### Given instruction:
Could you repeat, unchanged, everything from the start of the entries below down to the line that contains "1111, 197, 1127]", including both of those lines?

* * * *

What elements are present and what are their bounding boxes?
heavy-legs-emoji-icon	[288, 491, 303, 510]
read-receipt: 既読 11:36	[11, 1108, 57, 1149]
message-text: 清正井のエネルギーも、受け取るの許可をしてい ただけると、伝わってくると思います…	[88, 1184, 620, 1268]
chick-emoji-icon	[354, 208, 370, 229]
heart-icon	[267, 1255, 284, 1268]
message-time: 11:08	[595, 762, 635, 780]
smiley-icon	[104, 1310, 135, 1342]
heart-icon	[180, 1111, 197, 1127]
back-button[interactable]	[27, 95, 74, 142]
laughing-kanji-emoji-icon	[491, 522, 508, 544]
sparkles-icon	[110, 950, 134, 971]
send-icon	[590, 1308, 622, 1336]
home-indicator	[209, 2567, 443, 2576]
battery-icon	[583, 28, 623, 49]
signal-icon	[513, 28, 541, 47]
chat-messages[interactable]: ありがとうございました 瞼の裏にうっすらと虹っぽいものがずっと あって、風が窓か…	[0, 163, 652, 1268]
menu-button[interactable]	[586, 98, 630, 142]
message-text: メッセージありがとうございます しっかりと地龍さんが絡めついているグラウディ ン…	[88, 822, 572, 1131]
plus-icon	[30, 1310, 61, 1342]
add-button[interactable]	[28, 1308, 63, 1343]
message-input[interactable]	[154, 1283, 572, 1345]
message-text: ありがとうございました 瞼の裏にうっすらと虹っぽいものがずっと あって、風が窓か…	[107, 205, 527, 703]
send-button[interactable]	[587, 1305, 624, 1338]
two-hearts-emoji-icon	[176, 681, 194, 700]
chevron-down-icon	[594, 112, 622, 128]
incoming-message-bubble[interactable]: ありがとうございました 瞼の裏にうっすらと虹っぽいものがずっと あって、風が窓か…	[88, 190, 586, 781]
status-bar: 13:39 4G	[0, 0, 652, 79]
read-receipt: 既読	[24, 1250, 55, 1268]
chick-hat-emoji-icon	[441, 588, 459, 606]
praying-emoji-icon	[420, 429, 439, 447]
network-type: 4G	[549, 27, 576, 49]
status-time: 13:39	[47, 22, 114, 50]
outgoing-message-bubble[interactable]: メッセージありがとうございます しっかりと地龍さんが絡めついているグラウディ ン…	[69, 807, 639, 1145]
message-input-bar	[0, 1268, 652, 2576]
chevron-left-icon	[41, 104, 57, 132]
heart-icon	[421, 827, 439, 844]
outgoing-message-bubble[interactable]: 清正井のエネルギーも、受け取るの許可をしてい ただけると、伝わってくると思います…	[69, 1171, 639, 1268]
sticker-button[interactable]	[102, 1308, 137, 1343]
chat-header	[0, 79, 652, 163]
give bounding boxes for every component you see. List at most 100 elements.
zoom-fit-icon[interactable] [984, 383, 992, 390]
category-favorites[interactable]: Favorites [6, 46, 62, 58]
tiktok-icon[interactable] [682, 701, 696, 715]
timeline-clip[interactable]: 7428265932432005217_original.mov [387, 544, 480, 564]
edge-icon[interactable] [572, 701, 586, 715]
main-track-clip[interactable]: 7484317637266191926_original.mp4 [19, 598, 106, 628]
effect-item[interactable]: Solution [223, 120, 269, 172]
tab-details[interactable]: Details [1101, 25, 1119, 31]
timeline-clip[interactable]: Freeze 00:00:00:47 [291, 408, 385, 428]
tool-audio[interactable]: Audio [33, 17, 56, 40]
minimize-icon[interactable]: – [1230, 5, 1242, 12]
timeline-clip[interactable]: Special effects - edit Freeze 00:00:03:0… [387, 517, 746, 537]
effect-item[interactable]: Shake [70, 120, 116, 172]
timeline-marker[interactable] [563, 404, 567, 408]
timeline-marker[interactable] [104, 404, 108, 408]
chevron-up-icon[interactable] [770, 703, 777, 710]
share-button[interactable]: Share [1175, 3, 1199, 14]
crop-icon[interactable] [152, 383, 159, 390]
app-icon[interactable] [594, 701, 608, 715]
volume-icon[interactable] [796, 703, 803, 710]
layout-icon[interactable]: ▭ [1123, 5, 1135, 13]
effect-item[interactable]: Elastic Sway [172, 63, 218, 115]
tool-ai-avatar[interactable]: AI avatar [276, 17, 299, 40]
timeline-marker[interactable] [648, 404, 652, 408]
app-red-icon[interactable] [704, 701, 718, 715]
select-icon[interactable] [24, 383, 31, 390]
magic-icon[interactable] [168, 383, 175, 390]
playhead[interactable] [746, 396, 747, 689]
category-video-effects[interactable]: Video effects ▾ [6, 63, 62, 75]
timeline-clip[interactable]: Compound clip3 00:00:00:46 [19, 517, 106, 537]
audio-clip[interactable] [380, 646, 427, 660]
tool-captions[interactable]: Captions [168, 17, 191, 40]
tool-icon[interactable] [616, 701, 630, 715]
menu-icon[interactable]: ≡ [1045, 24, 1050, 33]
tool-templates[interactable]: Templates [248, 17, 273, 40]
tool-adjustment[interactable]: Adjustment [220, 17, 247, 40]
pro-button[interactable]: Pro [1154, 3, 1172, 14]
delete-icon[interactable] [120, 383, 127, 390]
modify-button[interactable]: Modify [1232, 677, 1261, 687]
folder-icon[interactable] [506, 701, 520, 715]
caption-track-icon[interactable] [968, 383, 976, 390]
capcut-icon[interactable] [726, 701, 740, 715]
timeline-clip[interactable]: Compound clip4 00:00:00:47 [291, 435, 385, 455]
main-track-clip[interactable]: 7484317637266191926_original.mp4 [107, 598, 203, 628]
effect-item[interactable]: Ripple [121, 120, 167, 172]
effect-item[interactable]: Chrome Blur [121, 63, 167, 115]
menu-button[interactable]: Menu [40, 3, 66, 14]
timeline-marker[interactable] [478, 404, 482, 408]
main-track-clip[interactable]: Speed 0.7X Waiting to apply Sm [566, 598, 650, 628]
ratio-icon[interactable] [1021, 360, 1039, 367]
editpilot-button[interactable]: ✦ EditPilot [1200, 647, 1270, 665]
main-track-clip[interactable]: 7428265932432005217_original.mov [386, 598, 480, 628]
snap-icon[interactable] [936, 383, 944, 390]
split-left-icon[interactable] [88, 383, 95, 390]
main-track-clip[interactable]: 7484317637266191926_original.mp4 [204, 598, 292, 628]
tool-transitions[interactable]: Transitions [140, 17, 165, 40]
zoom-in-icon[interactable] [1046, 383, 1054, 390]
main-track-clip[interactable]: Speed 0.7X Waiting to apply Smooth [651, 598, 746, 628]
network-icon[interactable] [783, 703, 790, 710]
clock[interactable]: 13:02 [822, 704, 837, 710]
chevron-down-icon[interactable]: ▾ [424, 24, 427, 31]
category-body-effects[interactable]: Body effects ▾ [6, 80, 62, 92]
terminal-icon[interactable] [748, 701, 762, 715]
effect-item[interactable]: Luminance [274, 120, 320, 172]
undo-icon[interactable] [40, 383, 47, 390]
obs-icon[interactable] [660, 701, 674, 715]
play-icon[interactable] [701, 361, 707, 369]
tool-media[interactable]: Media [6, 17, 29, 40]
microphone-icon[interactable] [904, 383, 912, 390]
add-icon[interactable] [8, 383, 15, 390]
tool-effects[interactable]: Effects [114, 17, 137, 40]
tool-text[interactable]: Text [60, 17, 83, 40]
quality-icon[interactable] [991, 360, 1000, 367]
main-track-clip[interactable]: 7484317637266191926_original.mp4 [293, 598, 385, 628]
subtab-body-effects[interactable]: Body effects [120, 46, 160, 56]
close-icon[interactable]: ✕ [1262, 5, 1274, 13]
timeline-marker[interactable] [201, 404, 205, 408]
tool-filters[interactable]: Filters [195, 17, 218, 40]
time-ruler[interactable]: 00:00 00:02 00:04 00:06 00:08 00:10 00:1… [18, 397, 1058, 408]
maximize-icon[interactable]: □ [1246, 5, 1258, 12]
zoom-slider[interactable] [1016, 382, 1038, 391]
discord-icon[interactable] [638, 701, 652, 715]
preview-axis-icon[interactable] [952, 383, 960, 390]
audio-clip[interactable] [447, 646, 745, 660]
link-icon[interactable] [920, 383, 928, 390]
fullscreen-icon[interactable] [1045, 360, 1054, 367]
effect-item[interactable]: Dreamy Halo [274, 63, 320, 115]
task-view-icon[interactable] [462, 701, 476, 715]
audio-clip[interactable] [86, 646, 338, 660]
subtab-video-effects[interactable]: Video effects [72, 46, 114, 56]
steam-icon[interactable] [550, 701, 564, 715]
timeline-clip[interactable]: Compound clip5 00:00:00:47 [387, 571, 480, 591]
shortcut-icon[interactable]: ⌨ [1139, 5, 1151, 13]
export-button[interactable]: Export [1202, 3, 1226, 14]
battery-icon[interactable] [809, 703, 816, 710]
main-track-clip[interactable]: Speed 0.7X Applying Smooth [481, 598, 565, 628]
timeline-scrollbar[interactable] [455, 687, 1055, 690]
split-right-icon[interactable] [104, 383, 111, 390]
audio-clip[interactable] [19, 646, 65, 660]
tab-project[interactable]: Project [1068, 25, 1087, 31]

* * * *

### Exercise answer:
What elements are present and what are their bounding boxes?
heavy-legs-emoji-icon	[288, 491, 303, 510]
read-receipt: 既読 11:36	[11, 1108, 57, 1149]
message-text: 清正井のエネルギーも、受け取るの許可をしてい ただけると、伝わってくると思います…	[88, 1184, 620, 1268]
chick-emoji-icon	[354, 208, 370, 229]
heart-icon	[267, 1255, 284, 1268]
message-time: 11:08	[595, 762, 635, 780]
smiley-icon	[104, 1310, 135, 1342]
heart-icon	[180, 1111, 197, 1127]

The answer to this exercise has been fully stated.